◆ Task details
Give the listing below again in full, exactly as written.

---------- Material supplied

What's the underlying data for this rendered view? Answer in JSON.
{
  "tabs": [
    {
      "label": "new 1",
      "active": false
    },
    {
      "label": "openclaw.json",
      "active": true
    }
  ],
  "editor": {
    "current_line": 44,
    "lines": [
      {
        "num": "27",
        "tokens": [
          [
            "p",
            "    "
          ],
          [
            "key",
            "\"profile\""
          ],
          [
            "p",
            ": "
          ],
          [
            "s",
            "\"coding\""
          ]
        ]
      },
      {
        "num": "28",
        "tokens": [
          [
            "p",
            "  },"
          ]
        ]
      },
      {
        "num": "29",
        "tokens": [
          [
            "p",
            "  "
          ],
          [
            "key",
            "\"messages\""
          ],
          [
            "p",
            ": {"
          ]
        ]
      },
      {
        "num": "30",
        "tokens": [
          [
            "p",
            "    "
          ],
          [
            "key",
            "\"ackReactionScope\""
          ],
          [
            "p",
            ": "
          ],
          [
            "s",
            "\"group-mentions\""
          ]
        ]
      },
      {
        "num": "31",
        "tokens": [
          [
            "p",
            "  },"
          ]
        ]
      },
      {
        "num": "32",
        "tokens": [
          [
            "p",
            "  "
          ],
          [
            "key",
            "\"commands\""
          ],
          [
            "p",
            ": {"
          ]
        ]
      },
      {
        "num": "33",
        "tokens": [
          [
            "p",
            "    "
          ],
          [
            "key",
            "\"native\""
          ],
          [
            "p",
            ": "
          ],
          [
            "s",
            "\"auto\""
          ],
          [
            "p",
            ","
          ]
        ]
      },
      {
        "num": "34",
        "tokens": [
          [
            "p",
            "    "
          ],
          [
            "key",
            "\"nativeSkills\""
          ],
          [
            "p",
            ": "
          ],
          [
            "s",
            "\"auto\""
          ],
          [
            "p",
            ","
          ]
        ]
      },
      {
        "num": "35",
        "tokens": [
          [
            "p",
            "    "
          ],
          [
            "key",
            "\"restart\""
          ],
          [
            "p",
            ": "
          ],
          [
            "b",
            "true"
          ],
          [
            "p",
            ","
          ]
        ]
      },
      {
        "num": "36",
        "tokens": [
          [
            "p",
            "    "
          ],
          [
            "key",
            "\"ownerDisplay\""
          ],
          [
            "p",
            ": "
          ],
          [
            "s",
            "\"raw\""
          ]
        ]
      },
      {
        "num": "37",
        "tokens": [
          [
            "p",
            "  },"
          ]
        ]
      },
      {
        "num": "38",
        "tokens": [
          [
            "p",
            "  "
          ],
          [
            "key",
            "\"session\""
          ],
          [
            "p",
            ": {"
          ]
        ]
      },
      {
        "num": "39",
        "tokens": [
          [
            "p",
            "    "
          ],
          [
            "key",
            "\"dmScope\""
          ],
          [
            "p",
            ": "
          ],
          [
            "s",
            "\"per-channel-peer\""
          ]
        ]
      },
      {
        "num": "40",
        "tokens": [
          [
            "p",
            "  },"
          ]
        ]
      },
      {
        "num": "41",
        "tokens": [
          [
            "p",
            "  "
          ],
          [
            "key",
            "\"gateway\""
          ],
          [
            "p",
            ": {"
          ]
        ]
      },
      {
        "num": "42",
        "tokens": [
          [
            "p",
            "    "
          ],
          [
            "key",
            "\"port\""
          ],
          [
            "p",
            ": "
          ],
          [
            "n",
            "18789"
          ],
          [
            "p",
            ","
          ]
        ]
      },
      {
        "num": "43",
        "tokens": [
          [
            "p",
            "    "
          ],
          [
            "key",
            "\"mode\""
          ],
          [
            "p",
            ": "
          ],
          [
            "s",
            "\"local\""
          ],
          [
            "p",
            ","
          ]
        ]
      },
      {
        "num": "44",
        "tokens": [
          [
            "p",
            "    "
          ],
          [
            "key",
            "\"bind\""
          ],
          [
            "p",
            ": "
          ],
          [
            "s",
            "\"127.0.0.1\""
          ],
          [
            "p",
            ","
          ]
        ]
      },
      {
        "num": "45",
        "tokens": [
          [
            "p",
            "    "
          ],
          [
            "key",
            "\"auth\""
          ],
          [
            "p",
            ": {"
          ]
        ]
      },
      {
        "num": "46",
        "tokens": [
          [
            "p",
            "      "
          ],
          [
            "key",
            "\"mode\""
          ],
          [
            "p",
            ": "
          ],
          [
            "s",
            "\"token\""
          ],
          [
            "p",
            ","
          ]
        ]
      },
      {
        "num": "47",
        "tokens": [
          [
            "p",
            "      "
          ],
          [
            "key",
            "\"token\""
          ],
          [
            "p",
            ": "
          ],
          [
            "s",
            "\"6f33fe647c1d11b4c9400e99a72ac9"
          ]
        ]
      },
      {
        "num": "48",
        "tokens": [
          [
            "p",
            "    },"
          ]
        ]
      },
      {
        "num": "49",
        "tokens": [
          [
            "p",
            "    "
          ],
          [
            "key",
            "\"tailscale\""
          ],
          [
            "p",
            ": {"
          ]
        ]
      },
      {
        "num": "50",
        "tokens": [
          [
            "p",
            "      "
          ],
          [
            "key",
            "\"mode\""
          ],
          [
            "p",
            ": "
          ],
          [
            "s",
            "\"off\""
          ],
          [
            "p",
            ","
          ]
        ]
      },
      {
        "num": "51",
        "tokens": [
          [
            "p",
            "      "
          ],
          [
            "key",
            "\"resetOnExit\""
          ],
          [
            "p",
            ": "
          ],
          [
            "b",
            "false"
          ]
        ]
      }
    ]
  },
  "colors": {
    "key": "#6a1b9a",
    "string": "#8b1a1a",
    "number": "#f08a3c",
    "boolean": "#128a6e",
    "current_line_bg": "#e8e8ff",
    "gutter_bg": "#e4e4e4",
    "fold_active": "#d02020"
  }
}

--------------------

◆ The result
What's the underlying data for this rendered view? Answer in JSON.
{
  "tabs": [
    {
      "label": "new 1",
      "active": false
    },
    {
      "label": "openclaw.json",
      "active": true
    }
  ],
  "editor": {
    "current_line": 44,
    "lines": [
      {
        "num": "27",
        "tokens": [
          [
            "p",
            "    "
          ],
          [
            "key",
            "\"profile\""
          ],
          [
            "p",
            ": "
          ],
          [
            "s",
            "\"coding\""
          ]
        ]
      },
      {
        "num": "28",
        "tokens": [
          [
            "p",
            "  },"
          ]
        ]
      },
      {
        "num": "29",
        "tokens": [
          [
            "p",
            "  "
          ],
          [
            "key",
            "\"messages\""
          ],
          [
            "p",
            ": {"
          ]
        ]
      },
      {
        "num": "30",
        "tokens": [
          [
            "p",
            "    "
          ],
          [
            "key",
            "\"ackReactionScope\""
          ],
          [
            "p",
            ": "
          ],
          [
            "s",
            "\"group-mentions\""
          ]
        ]
      },
      {
        "num": "31",
        "tokens": [
          [
            "p",
            "  },"
          ]
        ]
      },
      {
        "num": "32",
        "tokens": [
          [
            "p",
            "  "
          ],
          [
            "key",
            "\"commands\""
          ],
          [
            "p",
            ": {"
          ]
        ]
      },
      {
        "num": "33",
        "tokens": [
          [
            "p",
            "    "
          ],
          [
            "key",
            "\"native\""
          ],
          [
            "p",
            ": "
          ],
          [
            "s",
            "\"auto\""
          ],
          [
            "p",
            ","
          ]
        ]
      },
      {
        "num": "34",
        "tokens": [
          [
            "p",
            "    "
          ],
          [
            "key",
            "\"nativeSkills\""
          ],
          [
            "p",
            ": "
          ],
          [
            "s",
            "\"auto\""
          ],
          [
            "p",
            ","
          ]
        ]
      },
      {
        "num": "35",
        "tokens": [
          [
            "p",
            "    "
          ],
          [
            "key",
            "\"restart\""
          ],
          [
            "p",
            ": "
          ],
          [
            "b",
            "true"
          ],
          [
            "p",
            ","
          ]
        ]
      },
      {
        "num": "36",
        "tokens": [
          [
            "p",
            "    "
          ],
          [
            "key",
            "\"ownerDisplay\""
          ],
          [
            "p",
            ": "
          ],
          [
            "s",
            "\"raw\""
          ]
        ]
      },
      {
        "num": "37",
        "tokens": [
          [
            "p",
            "  },"
          ]
        ]
      },
      {
        "num": "38",
        "tokens": [
          [
            "p",
            "  "
          ],
          [
            "key",
            "\"session\""
          ],
          [
            "p",
            ": {"
          ]
        ]
      },
      {
        "num": "39",
        "tokens": [
          [
            "p",
            "    "
          ],
          [
            "key",
            "\"dmScope\""
          ],
          [
            "p",
            ": "
          ],
          [
            "s",
            "\"per-channel-peer\""
          ]
        ]
      },
      {
        "num": "40",
        "tokens": [
          [
            "p",
            "  },"
          ]
        ]
      },
      {
        "num": "41",
        "tokens": [
          [
            "p",
            "  "
          ],
          [
            "key",
            "\"gateway\""
          ],
          [
            "p",
            ": {"
          ]
        ]
      },
      {
        "num": "42",
        "tokens": [
          [
            "p",
            "    "
          ],
          [
            "key",
            "\"port\""
          ],
          [
            "p",
            ": "
          ],
          [
            "n",
            "18789"
          ],
          [
            "p",
            ","
          ]
        ]
      },
      {
        "num": "43",
        "tokens": [
          [
            "p",
            "    "
          ],
          [
            "key",
            "\"mode\""
          ],
          [
            "p",
            ": "
          ],
          [
            "s",
            "\"local\""
          ],
          [
            "p",
            ","
          ]
        ]
      },
      {
        "num": "44",
        "tokens": [
          [
            "p",
            "    "
          ],
          [
            "key",
            "\"bind\""
          ],
          [
            "p",
            ": "
          ],
          [
            "s",
            "\"127.0.0.1\""
          ],
          [
            "p",
            ","
          ]
        ]
      },
      {
        "num": "45",
        "tokens": [
          [
            "p",
            "    "
          ],
          [
            "key",
            "\"auth\""
          ],
          [
            "p",
            ": {"
          ]
        ]
      },
      {
        "num": "46",
        "tokens": [
          [
            "p",
            "      "
          ],
          [
            "key",
            "\"mode\""
          ],
          [
            "p",
            ": "
          ],
          [
            "s",
            "\"token\""
          ],
          [
            "p",
            ","
          ]
        ]
      },
      {
        "num": "47",
        "tokens": [
          [
            "p",
            "      "
          ],
          [
            "key",
            "\"token\""
          ],
          [
            "p",
            ": "
          ],
          [
            "s",
            "\"6f33fe647c1d11b4c9400e99a72ac9"
          ]
        ]
      },
      {
        "num": "48",
        "tokens": [
          [
            "p",
            "    },"
          ]
        ]
      },
      {
        "num": "49",
        "tokens": [
          [
            "p",
            "    "
          ],
          [
            "key",
            "\"tailscale\""
          ],
          [
            "p",
            ": {"
          ]
        ]
      },
      {
        "num": "50",
        "tokens": [
          [
            "p",
            "      "
          ],
          [
            "key",
            "\"mode\""
          ],
          [
            "p",
            ": "
          ],
          [
            "s",
            "\"off\""
          ],
          [
            "p",
            ","
          ]
        ]
      },
      {
        "num": "51",
        "tokens": [
          [
            "p",
            "      "
          ],
          [
            "key",
            "\"resetOnExit\""
          ],
          [
            "p",
            ": "
          ],
          [
            "b",
            "false"
          ]
        ]
      }
    ]
  },
  "colors": {
    "key": "#6a1b9a",
    "string": "#8b1a1a",
    "number": "#f08a3c",
    "boolean": "#128a6e",
    "current_line_bg": "#e8e8ff",
    "gutter_bg": "#e4e4e4",
    "fold_active": "#d02020"
  }
}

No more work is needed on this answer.